# Start of Input records

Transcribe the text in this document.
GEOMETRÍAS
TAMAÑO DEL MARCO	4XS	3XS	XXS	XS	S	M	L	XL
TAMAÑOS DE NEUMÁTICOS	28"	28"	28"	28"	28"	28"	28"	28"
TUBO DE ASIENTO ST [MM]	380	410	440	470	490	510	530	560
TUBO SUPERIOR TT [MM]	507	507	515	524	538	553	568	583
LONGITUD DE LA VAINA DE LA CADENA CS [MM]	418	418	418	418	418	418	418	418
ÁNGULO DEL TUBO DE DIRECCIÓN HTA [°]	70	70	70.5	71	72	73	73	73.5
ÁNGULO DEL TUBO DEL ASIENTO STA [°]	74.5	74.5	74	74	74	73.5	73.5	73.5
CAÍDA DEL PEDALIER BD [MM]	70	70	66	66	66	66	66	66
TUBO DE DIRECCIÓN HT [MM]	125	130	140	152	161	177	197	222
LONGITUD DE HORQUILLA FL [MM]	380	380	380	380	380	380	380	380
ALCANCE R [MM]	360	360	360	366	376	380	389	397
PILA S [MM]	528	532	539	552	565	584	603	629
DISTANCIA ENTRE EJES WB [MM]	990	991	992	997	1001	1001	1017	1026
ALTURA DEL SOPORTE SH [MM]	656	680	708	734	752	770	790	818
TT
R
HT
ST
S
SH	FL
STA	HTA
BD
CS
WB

# End of Input records

◆ Task to complete ◆
Copy each line of the records containing the string "TUBO".

◆ Final result ◆
TUBO DE ASIENTO ST [MM]	380	410	440	470	490	510	530	560
TUBO SUPERIOR TT [MM]	507	507	515	524	538	553	568	583
ÁNGULO DEL TUBO DE DIRECCIÓN HTA [°]	70	70	70.5	71	72	73	73	73.5
ÁNGULO DEL TUBO DEL ASIENTO STA [°]	74.5	74.5	74	74	74	73.5	73.5	73.5
TUBO DE DIRECCIÓN HT [MM]	125	130	140	152	161	177	197	222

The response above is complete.